• _GIVEN TASK_
What is the count of lines that hold the word "function"? Give only the number.

Collected data entries:
====

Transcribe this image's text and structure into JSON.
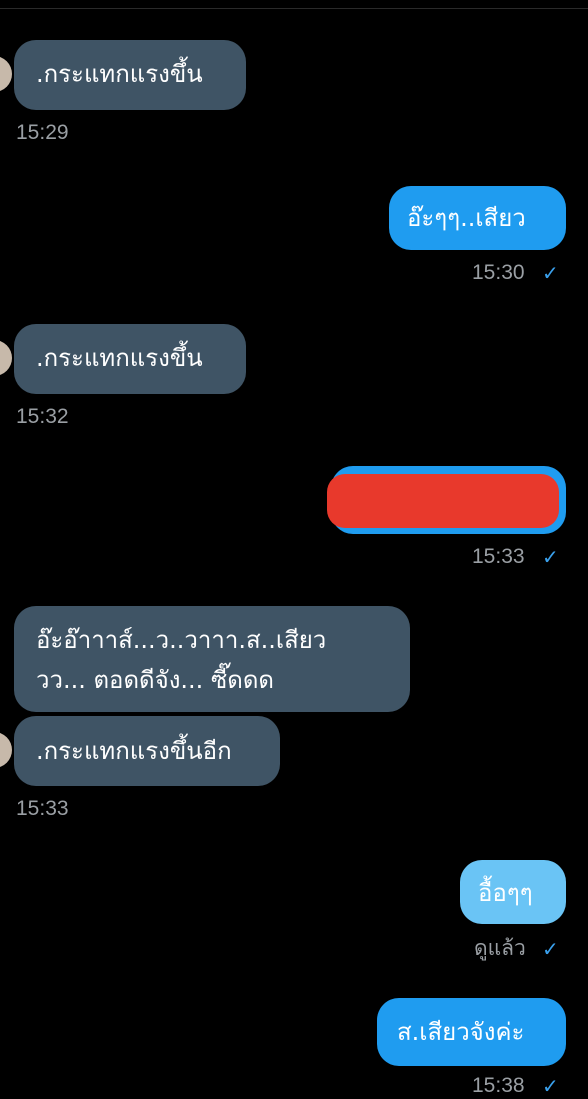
{
  "messages": [
    {
      "text": ".กระแทกแรงขึ้น",
      "time": "15:29"
    },
    {
      "text": "อ๊ะๆๆ..เสียว",
      "time": "15:30"
    },
    {
      "text": ".กระแทกแรงขึ้น",
      "time": "15:32"
    },
    {
      "text": "",
      "time": "15:33"
    },
    {
      "line1": "อ๊ะอ๊าาาส์...ว..วาาา.ส..เสียว",
      "line2": "วว... ตอดดีจัง... ซี๊ดดด"
    },
    {
      "text": ".กระแทกแรงขึ้นอีก",
      "time": "15:33"
    },
    {
      "text": "อื้อๆๆ",
      "status": "ดูแล้ว"
    },
    {
      "text": "ส.เสียวจังค่ะ",
      "time": "15:38"
    }
  ],
  "icons": {
    "read_check": "check-icon"
  },
  "colors": {
    "incoming": "#3f5465",
    "outgoing": "#1f9cf0",
    "outgoing_light": "#6ac4f5",
    "redaction": "#e8392c",
    "check": "#3aa0ec"
  }
}
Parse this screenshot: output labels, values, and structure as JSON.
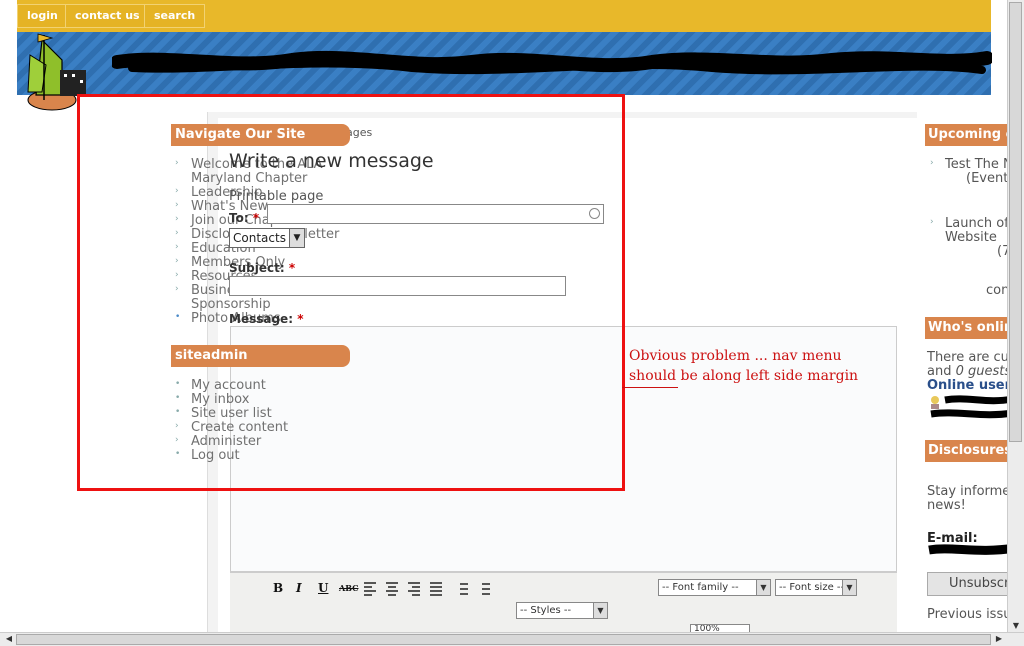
{
  "top_nav": [
    "login",
    "contact us",
    "search"
  ],
  "breadcrumb_tail": "ages",
  "left_nav": {
    "title": "Navigate Our Site",
    "items": [
      "Welcome to the ALA",
      "Maryland Chapter",
      "Leadership",
      "What's New",
      "Join our Chapter",
      "Disclosures Newsletter",
      "Education",
      "Members Only",
      "Resources",
      "Business Partners &",
      "Sponsorship",
      "Photo Albums"
    ]
  },
  "siteadmin": {
    "title": "siteadmin",
    "items": [
      "My account",
      "My inbox",
      "Site user list",
      "Create content",
      "Administer",
      "Log out"
    ]
  },
  "main": {
    "page_title": "Write a new message",
    "printable": "Printable page",
    "to_label": "To:",
    "contacts_value": "Contacts",
    "subject_label": "Subject:",
    "message_label": "Message:",
    "required_mark": "*"
  },
  "editor": {
    "buttons": [
      "B",
      "I",
      "U",
      "ABC"
    ],
    "font_family": "-- Font family --",
    "font_size": "-- Font size --",
    "styles": "-- Styles --",
    "zoom": "100%"
  },
  "right": {
    "upcoming_title": "Upcoming e",
    "upcoming_item1": "Test The N",
    "upcoming_item1b": "(Event",
    "upcoming_item2": "Launch of",
    "upcoming_item2b": "Website",
    "upcoming_item2c": "(7",
    "upcoming_item3": "con",
    "whos_title": "Who's onlin",
    "whos_line1": "There are cu",
    "whos_line2a": "and ",
    "whos_line2b": "0 guests",
    "whos_line3": "Online users",
    "disclosures_title": "Disclosures",
    "disc_line1": "Stay informe",
    "disc_line2": "news!",
    "email_label": "E-mail:",
    "unsub_button": "Unsubscri",
    "prev_issues": "Previous issu"
  },
  "annotation": "Obvious problem ... nav menu should be along left side margin",
  "colors": {
    "accent": "#d9854c",
    "topbar": "#e8b82a",
    "redbox": "#ee1111"
  }
}
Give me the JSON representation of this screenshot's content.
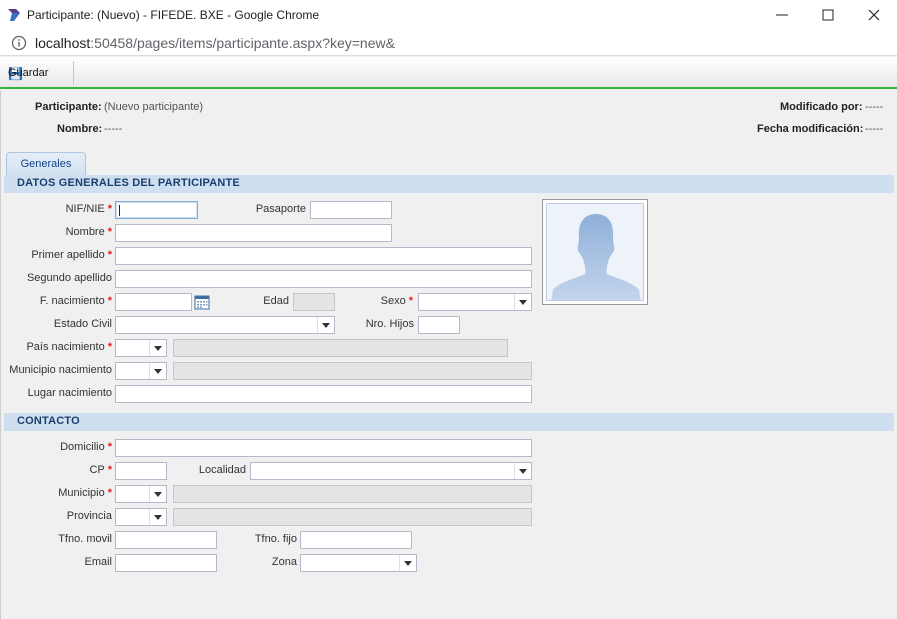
{
  "window": {
    "title": "Participante: (Nuevo) - FIFEDE. BXE - Google Chrome"
  },
  "address_bar": {
    "host": "localhost",
    "path": ":50458/pages/items/participante.aspx?key=new&"
  },
  "toolbar": {
    "save_label": "Guardar"
  },
  "header": {
    "participante_label": "Participante:",
    "participante_value": "(Nuevo participante)",
    "nombre_label": "Nombre:",
    "nombre_value": "-----",
    "modificado_label": "Modificado por:",
    "modificado_value": "-----",
    "fecha_label": "Fecha modificación:",
    "fecha_value": "-----"
  },
  "tabs": [
    {
      "label": "Generales"
    }
  ],
  "sections": {
    "general": "DATOS GENERALES DEL PARTICIPANTE",
    "contact": "CONTACTO"
  },
  "required_mark": "*",
  "general_fields": {
    "nif": "NIF/NIE",
    "pasaporte": "Pasaporte",
    "nombre": "Nombre",
    "primer_apellido": "Primer apellido",
    "segundo_apellido": "Segundo apellido",
    "f_nacimiento": "F. nacimiento",
    "edad": "Edad",
    "sexo": "Sexo",
    "estado_civil": "Estado Civil",
    "nro_hijos": "Nro. Hijos",
    "pais_nacimiento": "País nacimiento",
    "municipio_nacimiento": "Municipio nacimiento",
    "lugar_nacimiento": "Lugar nacimiento"
  },
  "contact_fields": {
    "domicilio": "Domicilio",
    "cp": "CP",
    "localidad": "Localidad",
    "municipio": "Municipio",
    "provincia": "Provincia",
    "tfno_movil": "Tfno. movil",
    "tfno_fijo": "Tfno. fijo",
    "email": "Email",
    "zona": "Zona"
  },
  "icons": {
    "app": "app-logo-icon",
    "info": "info-icon",
    "save": "floppy-disk-icon",
    "calendar": "calendar-icon",
    "photo": "person-silhouette-icon"
  },
  "colors": {
    "accent_green": "#35b335",
    "section_bg": "#cfdfef",
    "required": "#e02020"
  }
}
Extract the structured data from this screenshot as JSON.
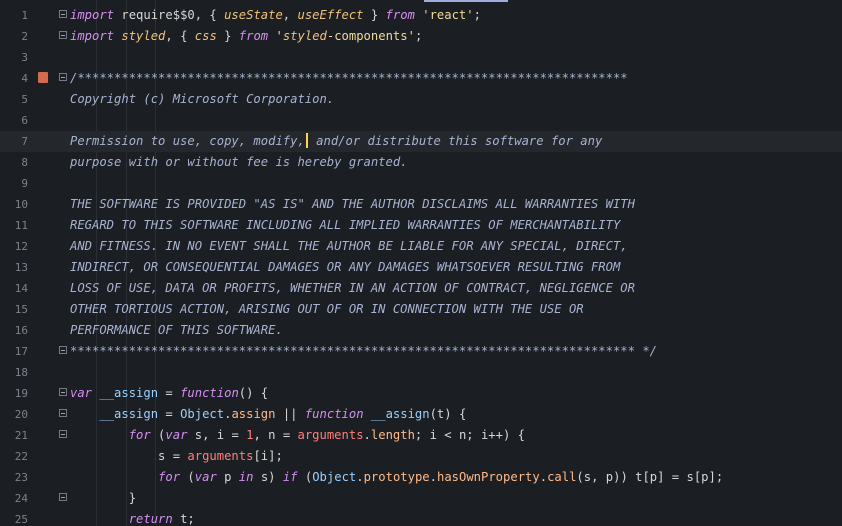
{
  "editor": {
    "lines": [
      {
        "no": "1",
        "code": "import require$$0, { useState, useEffect } from 'react';"
      },
      {
        "no": "2",
        "code": "import styled, { css } from 'styled-components';"
      },
      {
        "no": "3",
        "code": ""
      },
      {
        "no": "4",
        "code": "/***************************************************************************"
      },
      {
        "no": "5",
        "code": "Copyright (c) Microsoft Corporation."
      },
      {
        "no": "6",
        "code": ""
      },
      {
        "no": "7",
        "code": "Permission to use, copy, modify, and/or distribute this software for any"
      },
      {
        "no": "8",
        "code": "purpose with or without fee is hereby granted."
      },
      {
        "no": "9",
        "code": ""
      },
      {
        "no": "10",
        "code": "THE SOFTWARE IS PROVIDED \"AS IS\" AND THE AUTHOR DISCLAIMS ALL WARRANTIES WITH"
      },
      {
        "no": "11",
        "code": "REGARD TO THIS SOFTWARE INCLUDING ALL IMPLIED WARRANTIES OF MERCHANTABILITY"
      },
      {
        "no": "12",
        "code": "AND FITNESS. IN NO EVENT SHALL THE AUTHOR BE LIABLE FOR ANY SPECIAL, DIRECT,"
      },
      {
        "no": "13",
        "code": "INDIRECT, OR CONSEQUENTIAL DAMAGES OR ANY DAMAGES WHATSOEVER RESULTING FROM"
      },
      {
        "no": "14",
        "code": "LOSS OF USE, DATA OR PROFITS, WHETHER IN AN ACTION OF CONTRACT, NEGLIGENCE OR"
      },
      {
        "no": "15",
        "code": "OTHER TORTIOUS ACTION, ARISING OUT OF OR IN CONNECTION WITH THE USE OR"
      },
      {
        "no": "16",
        "code": "PERFORMANCE OF THIS SOFTWARE."
      },
      {
        "no": "17",
        "code": "***************************************************************************** */"
      },
      {
        "no": "18",
        "code": ""
      },
      {
        "no": "19",
        "code": "var __assign = function() {"
      },
      {
        "no": "20",
        "code": "    __assign = Object.assign || function __assign(t) {"
      },
      {
        "no": "21",
        "code": "        for (var s, i = 1, n = arguments.length; i < n; i++) {"
      },
      {
        "no": "22",
        "code": "            s = arguments[i];"
      },
      {
        "no": "23",
        "code": "            for (var p in s) if (Object.prototype.hasOwnProperty.call(s, p)) t[p] = s[p];"
      },
      {
        "no": "24",
        "code": "        }"
      },
      {
        "no": "25",
        "code": "        return t;"
      }
    ],
    "active_line": "7",
    "bookmark_icon": "bookmark-icon",
    "fold_icon": "fold-icon",
    "colors": {
      "background": "#1b1e22",
      "active_line": "#24282d",
      "keyword": "#d58ef3",
      "string": "#f0db9a",
      "comment": "#a8b2d1",
      "number": "#ff7f7f",
      "cursor": "#ffd447"
    }
  }
}
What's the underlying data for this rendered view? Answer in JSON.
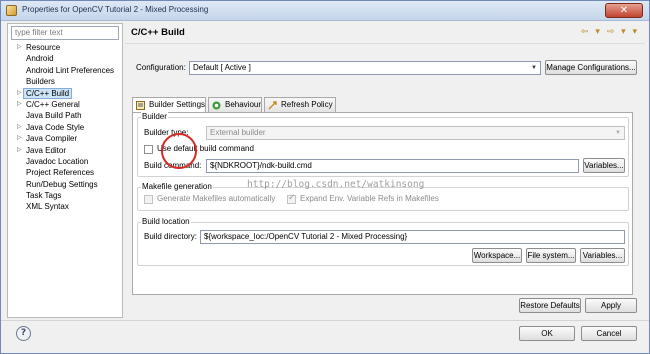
{
  "window": {
    "title": "Properties for OpenCV Tutorial 2 - Mixed Processing",
    "close_label": "✕"
  },
  "filter": {
    "placeholder": "type filter text"
  },
  "tree": [
    {
      "label": "Resource",
      "arrow": "▷"
    },
    {
      "label": "Android",
      "arrow": ""
    },
    {
      "label": "Android Lint Preferences",
      "arrow": ""
    },
    {
      "label": "Builders",
      "arrow": ""
    },
    {
      "label": "C/C++ Build",
      "arrow": "▷",
      "selected": true
    },
    {
      "label": "C/C++ General",
      "arrow": "▷"
    },
    {
      "label": "Java Build Path",
      "arrow": ""
    },
    {
      "label": "Java Code Style",
      "arrow": "▷"
    },
    {
      "label": "Java Compiler",
      "arrow": "▷"
    },
    {
      "label": "Java Editor",
      "arrow": "▷"
    },
    {
      "label": "Javadoc Location",
      "arrow": ""
    },
    {
      "label": "Project References",
      "arrow": ""
    },
    {
      "label": "Run/Debug Settings",
      "arrow": ""
    },
    {
      "label": "Task Tags",
      "arrow": ""
    },
    {
      "label": "XML Syntax",
      "arrow": ""
    }
  ],
  "page": {
    "title": "C/C++ Build",
    "nav_arrows": "⇦ ▾ ⇨ ▾ ▾",
    "configuration_label": "Configuration:",
    "configuration_value": "Default  [ Active ]",
    "manage_button": "Manage Configurations...",
    "tabs": [
      "Builder Settings",
      "Behaviour",
      "Refresh Policy"
    ],
    "builder_group": "Builder",
    "builder_type_label": "Builder type:",
    "builder_type_value": "External builder",
    "use_default_label": "Use default build command",
    "build_command_label": "Build command:",
    "build_command_value": "${NDKROOT}/ndk-build.cmd",
    "variables_button": "Variables...",
    "makefile_group": "Makefile generation",
    "generate_label": "Generate Makefiles automatically",
    "expand_label": "Expand Env. Variable Refs in Makefiles",
    "location_group": "Build location",
    "build_directory_label": "Build directory:",
    "build_directory_value": "${workspace_loc:/OpenCV Tutorial 2 - Mixed Processing}",
    "workspace_button": "Workspace...",
    "filesystem_button": "File system...",
    "variables_button2": "Variables...",
    "restore_button": "Restore Defaults",
    "apply_button": "Apply"
  },
  "watermark": "http://blog.csdn.net/watkinsong",
  "footer": {
    "help": "?",
    "ok_button": "OK",
    "cancel_button": "Cancel"
  },
  "colors": {
    "selection": "#cde4f7",
    "annotation_circle": "#d42a23"
  }
}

====

• _RIGHT ANSWER_
2